- _TASK REQUIREMENTS_
Return all the data, word for word.
======== MATERIAL FOR THE TASK
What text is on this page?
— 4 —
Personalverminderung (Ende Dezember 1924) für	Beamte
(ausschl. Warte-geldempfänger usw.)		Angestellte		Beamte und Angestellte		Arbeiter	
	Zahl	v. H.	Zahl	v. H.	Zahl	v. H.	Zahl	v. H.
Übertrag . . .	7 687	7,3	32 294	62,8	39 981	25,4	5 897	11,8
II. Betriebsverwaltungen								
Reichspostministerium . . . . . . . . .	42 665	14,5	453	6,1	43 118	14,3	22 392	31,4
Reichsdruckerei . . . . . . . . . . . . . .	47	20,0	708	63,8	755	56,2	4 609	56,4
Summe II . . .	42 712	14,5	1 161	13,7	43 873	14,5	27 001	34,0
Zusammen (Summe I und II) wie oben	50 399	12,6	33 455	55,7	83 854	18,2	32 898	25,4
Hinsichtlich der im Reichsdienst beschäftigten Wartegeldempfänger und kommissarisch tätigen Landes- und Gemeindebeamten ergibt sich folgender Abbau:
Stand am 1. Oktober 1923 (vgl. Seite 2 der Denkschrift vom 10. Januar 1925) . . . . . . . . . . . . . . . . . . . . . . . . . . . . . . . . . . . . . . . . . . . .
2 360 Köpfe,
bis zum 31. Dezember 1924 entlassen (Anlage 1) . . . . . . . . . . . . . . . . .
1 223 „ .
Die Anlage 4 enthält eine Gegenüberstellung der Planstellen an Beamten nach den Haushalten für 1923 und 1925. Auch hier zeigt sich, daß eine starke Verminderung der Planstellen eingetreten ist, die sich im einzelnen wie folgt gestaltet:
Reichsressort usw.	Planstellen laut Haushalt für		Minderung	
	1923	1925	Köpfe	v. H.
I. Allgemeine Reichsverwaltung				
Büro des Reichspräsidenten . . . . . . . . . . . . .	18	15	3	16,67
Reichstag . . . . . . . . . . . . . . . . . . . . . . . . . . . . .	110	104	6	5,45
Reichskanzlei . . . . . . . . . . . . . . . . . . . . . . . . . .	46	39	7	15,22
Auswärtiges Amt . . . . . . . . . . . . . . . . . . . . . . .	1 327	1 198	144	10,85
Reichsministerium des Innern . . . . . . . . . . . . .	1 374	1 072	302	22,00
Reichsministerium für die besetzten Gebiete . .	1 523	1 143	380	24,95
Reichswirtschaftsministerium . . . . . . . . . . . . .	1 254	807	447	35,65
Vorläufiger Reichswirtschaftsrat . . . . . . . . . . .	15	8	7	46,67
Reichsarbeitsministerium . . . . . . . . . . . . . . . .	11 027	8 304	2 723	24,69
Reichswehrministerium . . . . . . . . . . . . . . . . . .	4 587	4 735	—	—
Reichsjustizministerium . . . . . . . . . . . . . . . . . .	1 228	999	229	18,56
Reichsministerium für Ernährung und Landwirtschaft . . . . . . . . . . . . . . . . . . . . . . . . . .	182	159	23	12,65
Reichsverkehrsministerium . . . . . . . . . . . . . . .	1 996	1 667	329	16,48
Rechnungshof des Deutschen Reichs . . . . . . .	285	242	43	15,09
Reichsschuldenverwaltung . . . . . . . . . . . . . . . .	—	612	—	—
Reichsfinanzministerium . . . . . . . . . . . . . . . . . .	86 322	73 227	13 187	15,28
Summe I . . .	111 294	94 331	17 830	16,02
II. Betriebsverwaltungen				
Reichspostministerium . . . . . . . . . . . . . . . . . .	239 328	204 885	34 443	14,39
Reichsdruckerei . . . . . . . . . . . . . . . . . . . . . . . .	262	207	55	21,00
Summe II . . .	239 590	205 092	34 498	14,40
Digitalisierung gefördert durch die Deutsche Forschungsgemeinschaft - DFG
================
- _OUTPUT_
What text is on this page?
— 4 —
Personalverminderung (Ende Dezember 1924) für	Beamte
(ausschl. Warte-geldempfänger usw.)		Angestellte		Beamte und Angestellte		Arbeiter	
	Zahl	v. H.	Zahl	v. H.	Zahl	v. H.	Zahl	v. H.
Übertrag . . .	7 687	7,3	32 294	62,8	39 981	25,4	5 897	11,8
II. Betriebsverwaltungen								
Reichspostministerium . . . . . . . . .	42 665	14,5	453	6,1	43 118	14,3	22 392	31,4
Reichsdruckerei . . . . . . . . . . . . . .	47	20,0	708	63,8	755	56,2	4 609	56,4
Summe II . . .	42 712	14,5	1 161	13,7	43 873	14,5	27 001	34,0
Zusammen (Summe I und II) wie oben	50 399	12,6	33 455	55,7	83 854	18,2	32 898	25,4
Hinsichtlich der im Reichsdienst beschäftigten Wartegeldempfänger und kommissarisch tätigen Landes- und Gemeindebeamten ergibt sich folgender Abbau:
Stand am 1. Oktober 1923 (vgl. Seite 2 der Denkschrift vom 10. Januar 1925) . . . . . . . . . . . . . . . . . . . . . . . . . . . . . . . . . . . . . . . . . . . .
2 360 Köpfe,
bis zum 31. Dezember 1924 entlassen (Anlage 1) . . . . . . . . . . . . . . . . .
1 223 „ .
Die Anlage 4 enthält eine Gegenüberstellung der Planstellen an Beamten nach den Haushalten für 1923 und 1925. Auch hier zeigt sich, daß eine starke Verminderung der Planstellen eingetreten ist, die sich im einzelnen wie folgt gestaltet:
Reichsressort usw.	Planstellen laut Haushalt für		Minderung	
	1923	1925	Köpfe	v. H.
I. Allgemeine Reichsverwaltung				
Büro des Reichspräsidenten . . . . . . . . . . . . .	18	15	3	16,67
Reichstag . . . . . . . . . . . . . . . . . . . . . . . . . . . . .	110	104	6	5,45
Reichskanzlei . . . . . . . . . . . . . . . . . . . . . . . . . .	46	39	7	15,22
Auswärtiges Amt . . . . . . . . . . . . . . . . . . . . . . .	1 327	1 198	144	10,85
Reichsministerium des Innern . . . . . . . . . . . . .	1 374	1 072	302	22,00
Reichsministerium für die besetzten Gebiete . .	1 523	1 143	380	24,95
Reichswirtschaftsministerium . . . . . . . . . . . . .	1 254	807	447	35,65
Vorläufiger Reichswirtschaftsrat . . . . . . . . . . .	15	8	7	46,67
Reichsarbeitsministerium . . . . . . . . . . . . . . . .	11 027	8 304	2 723	24,69
Reichswehrministerium . . . . . . . . . . . . . . . . . .	4 587	4 735	—	—
Reichsjustizministerium . . . . . . . . . . . . . . . . . .	1 228	999	229	18,56
Reichsministerium für Ernährung und Landwirtschaft . . . . . . . . . . . . . . . . . . . . . . . . . .	182	159	23	12,65
Reichsverkehrsministerium . . . . . . . . . . . . . . .	1 996	1 667	329	16,48
Rechnungshof des Deutschen Reichs . . . . . . .	285	242	43	15,09
Reichsschuldenverwaltung . . . . . . . . . . . . . . . .	—	612	—	—
Reichsfinanzministerium . . . . . . . . . . . . . . . . . .	86 322	73 227	13 187	15,28
Summe I . . .	111 294	94 331	17 830	16,02
II. Betriebsverwaltungen				
Reichspostministerium . . . . . . . . . . . . . . . . . .	239 328	204 885	34 443	14,39
Reichsdruckerei . . . . . . . . . . . . . . . . . . . . . . . .	262	207	55	21,00
Summe II . . .	239 590	205 092	34 498	14,40
Digitalisierung gefördert durch die Deutsche Forschungsgemeinschaft - DFG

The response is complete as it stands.